== TASK TO COMPLETE ==
Repeat every line of the data exactly, but not the pictures.

== EXERCISE DATA ==
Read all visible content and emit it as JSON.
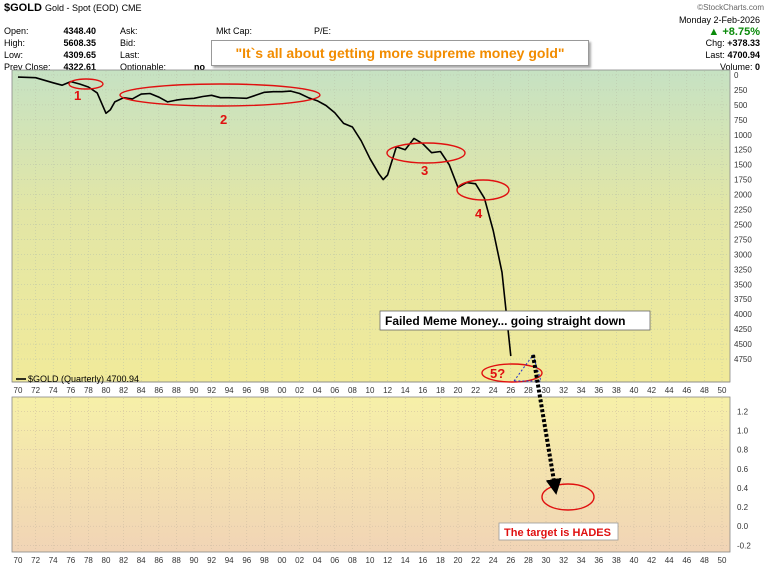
{
  "header": {
    "symbol": "$GOLD",
    "description": "Gold - Spot (EOD)",
    "exchange": "CME",
    "brand": "©StockCharts.com",
    "date": "Monday  2-Feb-2026",
    "change_pct": "+8.75%",
    "change_label": "Chg:",
    "change_value": "+378.33",
    "last_label": "Last:",
    "last_value": "4700.94",
    "volume_label": "Volume:",
    "volume_value": "0",
    "left_quotes": [
      {
        "label": "Open:",
        "value": "4348.40"
      },
      {
        "label": "High:",
        "value": "5608.35"
      },
      {
        "label": "Low:",
        "value": "4309.65"
      },
      {
        "label": "Prev Close:",
        "value": "4322.61"
      }
    ],
    "mid_quotes": [
      {
        "label": "Ask:",
        "value": ""
      },
      {
        "label": "Bid:",
        "value": ""
      },
      {
        "label": "Last:",
        "value": ""
      },
      {
        "label": "Optionable:",
        "value": "no"
      }
    ],
    "right_quotes": [
      {
        "label": "Mkt Cap:",
        "value": ""
      },
      {
        "label": "P/E:",
        "value": ""
      }
    ],
    "banner": "\"It`s all about getting more supreme money gold\""
  },
  "chart_data": [
    {
      "type": "line",
      "panel": "top",
      "scale": "inverted",
      "legend": "$GOLD (Quarterly) 4700.94",
      "legend_color": "#000000",
      "x_ticks": [
        "70",
        "72",
        "74",
        "76",
        "78",
        "80",
        "82",
        "84",
        "86",
        "88",
        "90",
        "92",
        "94",
        "96",
        "98",
        "00",
        "02",
        "04",
        "06",
        "08",
        "10",
        "12",
        "14",
        "16",
        "18",
        "20",
        "22",
        "24",
        "26",
        "28",
        "30",
        "32",
        "34",
        "36",
        "38",
        "40",
        "42",
        "44",
        "46",
        "48",
        "50"
      ],
      "y_ticks": [
        0,
        250,
        500,
        750,
        1000,
        1250,
        1500,
        1750,
        2000,
        2250,
        2500,
        2750,
        3000,
        3250,
        3500,
        3750,
        4000,
        4250,
        4500,
        4750
      ],
      "ylim": [
        0,
        4900
      ],
      "series": [
        {
          "values": [
            [
              1970,
              35
            ],
            [
              1972,
              45
            ],
            [
              1974,
              130
            ],
            [
              1975,
              170
            ],
            [
              1976,
              110
            ],
            [
              1977,
              150
            ],
            [
              1978,
              200
            ],
            [
              1979,
              300
            ],
            [
              1980,
              640
            ],
            [
              1980.5,
              580
            ],
            [
              1981,
              450
            ],
            [
              1982,
              380
            ],
            [
              1983,
              400
            ],
            [
              1984,
              320
            ],
            [
              1985,
              310
            ],
            [
              1986,
              370
            ],
            [
              1987,
              450
            ],
            [
              1988,
              420
            ],
            [
              1989,
              400
            ],
            [
              1990,
              390
            ],
            [
              1991,
              360
            ],
            [
              1992,
              340
            ],
            [
              1993,
              380
            ],
            [
              1994,
              380
            ],
            [
              1995,
              385
            ],
            [
              1996,
              390
            ],
            [
              1997,
              340
            ],
            [
              1998,
              290
            ],
            [
              1999,
              280
            ],
            [
              2000,
              280
            ],
            [
              2001,
              270
            ],
            [
              2002,
              310
            ],
            [
              2003,
              380
            ],
            [
              2004,
              430
            ],
            [
              2005,
              510
            ],
            [
              2006,
              630
            ],
            [
              2007,
              810
            ],
            [
              2008,
              870
            ],
            [
              2009,
              1100
            ],
            [
              2010,
              1400
            ],
            [
              2011,
              1650
            ],
            [
              2011.5,
              1750
            ],
            [
              2012,
              1670
            ],
            [
              2013,
              1200
            ],
            [
              2014,
              1250
            ],
            [
              2015,
              1060
            ],
            [
              2016,
              1150
            ],
            [
              2017,
              1300
            ],
            [
              2018,
              1280
            ],
            [
              2019,
              1500
            ],
            [
              2020,
              1880
            ],
            [
              2021,
              1800
            ],
            [
              2022,
              1820
            ],
            [
              2023,
              2060
            ],
            [
              2024,
              2600
            ],
            [
              2025,
              3300
            ],
            [
              2025.5,
              4000
            ],
            [
              2026,
              4700
            ]
          ],
          "color": "#000000"
        }
      ],
      "annotations": [
        {
          "label": "1",
          "x": 1977,
          "y": 140
        },
        {
          "label": "2",
          "x": 1992,
          "y": 320
        },
        {
          "label": "3",
          "x": 2016,
          "y": 1220
        },
        {
          "label": "4",
          "x": 2022,
          "y": 1830
        },
        {
          "label": "5?",
          "x": 2026,
          "y": 4610
        },
        {
          "label": "Failed Meme Money... going straight down",
          "x": 2032,
          "y": 3870
        }
      ]
    },
    {
      "type": "line",
      "panel": "bottom",
      "x_ticks": [
        "70",
        "72",
        "74",
        "76",
        "78",
        "80",
        "82",
        "84",
        "86",
        "88",
        "90",
        "92",
        "94",
        "96",
        "98",
        "00",
        "02",
        "04",
        "06",
        "08",
        "10",
        "12",
        "14",
        "16",
        "18",
        "20",
        "22",
        "24",
        "26",
        "28",
        "30",
        "32",
        "34",
        "36",
        "38",
        "40",
        "42",
        "44",
        "46",
        "48",
        "50"
      ],
      "y_ticks": [
        "1.2",
        "1.0",
        "0.8",
        "0.6",
        "0.4",
        "0.2",
        "0.0",
        "-0.2"
      ],
      "ylim": [
        -0.27,
        1.33
      ],
      "annotations": [
        {
          "label": "The target is HADES",
          "x": 2031,
          "y": 0.03
        }
      ]
    }
  ]
}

== RESULT FOR THIS EXERCISE ==
Read all visible content and emit it as JSON.
{
  "header": {
    "symbol": "$GOLD",
    "description": "Gold - Spot (EOD)",
    "exchange": "CME",
    "brand": "©StockCharts.com",
    "date": "Monday  2-Feb-2026",
    "change_pct": "+8.75%",
    "change_label": "Chg:",
    "change_value": "+378.33",
    "last_label": "Last:",
    "last_value": "4700.94",
    "volume_label": "Volume:",
    "volume_value": "0",
    "left_quotes": [
      {
        "label": "Open:",
        "value": "4348.40"
      },
      {
        "label": "High:",
        "value": "5608.35"
      },
      {
        "label": "Low:",
        "value": "4309.65"
      },
      {
        "label": "Prev Close:",
        "value": "4322.61"
      }
    ],
    "mid_quotes": [
      {
        "label": "Ask:",
        "value": ""
      },
      {
        "label": "Bid:",
        "value": ""
      },
      {
        "label": "Last:",
        "value": ""
      },
      {
        "label": "Optionable:",
        "value": "no"
      }
    ],
    "right_quotes": [
      {
        "label": "Mkt Cap:",
        "value": ""
      },
      {
        "label": "P/E:",
        "value": ""
      }
    ],
    "banner": "\"It`s all about getting more supreme money gold\""
  },
  "chart_data": [
    {
      "type": "line",
      "panel": "top",
      "scale": "inverted",
      "legend": "$GOLD (Quarterly) 4700.94",
      "legend_color": "#000000",
      "x_ticks": [
        "70",
        "72",
        "74",
        "76",
        "78",
        "80",
        "82",
        "84",
        "86",
        "88",
        "90",
        "92",
        "94",
        "96",
        "98",
        "00",
        "02",
        "04",
        "06",
        "08",
        "10",
        "12",
        "14",
        "16",
        "18",
        "20",
        "22",
        "24",
        "26",
        "28",
        "30",
        "32",
        "34",
        "36",
        "38",
        "40",
        "42",
        "44",
        "46",
        "48",
        "50"
      ],
      "y_ticks": [
        0,
        250,
        500,
        750,
        1000,
        1250,
        1500,
        1750,
        2000,
        2250,
        2500,
        2750,
        3000,
        3250,
        3500,
        3750,
        4000,
        4250,
        4500,
        4750
      ],
      "ylim": [
        0,
        4900
      ],
      "series": [
        {
          "values": [
            [
              1970,
              35
            ],
            [
              1972,
              45
            ],
            [
              1974,
              130
            ],
            [
              1975,
              170
            ],
            [
              1976,
              110
            ],
            [
              1977,
              150
            ],
            [
              1978,
              200
            ],
            [
              1979,
              300
            ],
            [
              1980,
              640
            ],
            [
              1980.5,
              580
            ],
            [
              1981,
              450
            ],
            [
              1982,
              380
            ],
            [
              1983,
              400
            ],
            [
              1984,
              320
            ],
            [
              1985,
              310
            ],
            [
              1986,
              370
            ],
            [
              1987,
              450
            ],
            [
              1988,
              420
            ],
            [
              1989,
              400
            ],
            [
              1990,
              390
            ],
            [
              1991,
              360
            ],
            [
              1992,
              340
            ],
            [
              1993,
              380
            ],
            [
              1994,
              380
            ],
            [
              1995,
              385
            ],
            [
              1996,
              390
            ],
            [
              1997,
              340
            ],
            [
              1998,
              290
            ],
            [
              1999,
              280
            ],
            [
              2000,
              280
            ],
            [
              2001,
              270
            ],
            [
              2002,
              310
            ],
            [
              2003,
              380
            ],
            [
              2004,
              430
            ],
            [
              2005,
              510
            ],
            [
              2006,
              630
            ],
            [
              2007,
              810
            ],
            [
              2008,
              870
            ],
            [
              2009,
              1100
            ],
            [
              2010,
              1400
            ],
            [
              2011,
              1650
            ],
            [
              2011.5,
              1750
            ],
            [
              2012,
              1670
            ],
            [
              2013,
              1200
            ],
            [
              2014,
              1250
            ],
            [
              2015,
              1060
            ],
            [
              2016,
              1150
            ],
            [
              2017,
              1300
            ],
            [
              2018,
              1280
            ],
            [
              2019,
              1500
            ],
            [
              2020,
              1880
            ],
            [
              2021,
              1800
            ],
            [
              2022,
              1820
            ],
            [
              2023,
              2060
            ],
            [
              2024,
              2600
            ],
            [
              2025,
              3300
            ],
            [
              2025.5,
              4000
            ],
            [
              2026,
              4700
            ]
          ],
          "color": "#000000"
        }
      ],
      "annotations": [
        {
          "label": "1",
          "x": 1977,
          "y": 140
        },
        {
          "label": "2",
          "x": 1992,
          "y": 320
        },
        {
          "label": "3",
          "x": 2016,
          "y": 1220
        },
        {
          "label": "4",
          "x": 2022,
          "y": 1830
        },
        {
          "label": "5?",
          "x": 2026,
          "y": 4610
        },
        {
          "label": "Failed Meme Money... going straight down",
          "x": 2032,
          "y": 3870
        }
      ]
    },
    {
      "type": "line",
      "panel": "bottom",
      "x_ticks": [
        "70",
        "72",
        "74",
        "76",
        "78",
        "80",
        "82",
        "84",
        "86",
        "88",
        "90",
        "92",
        "94",
        "96",
        "98",
        "00",
        "02",
        "04",
        "06",
        "08",
        "10",
        "12",
        "14",
        "16",
        "18",
        "20",
        "22",
        "24",
        "26",
        "28",
        "30",
        "32",
        "34",
        "36",
        "38",
        "40",
        "42",
        "44",
        "46",
        "48",
        "50"
      ],
      "y_ticks": [
        "1.2",
        "1.0",
        "0.8",
        "0.6",
        "0.4",
        "0.2",
        "0.0",
        "-0.2"
      ],
      "ylim": [
        -0.27,
        1.33
      ],
      "annotations": [
        {
          "label": "The target is HADES",
          "x": 2031,
          "y": 0.03
        }
      ]
    }
  ]
}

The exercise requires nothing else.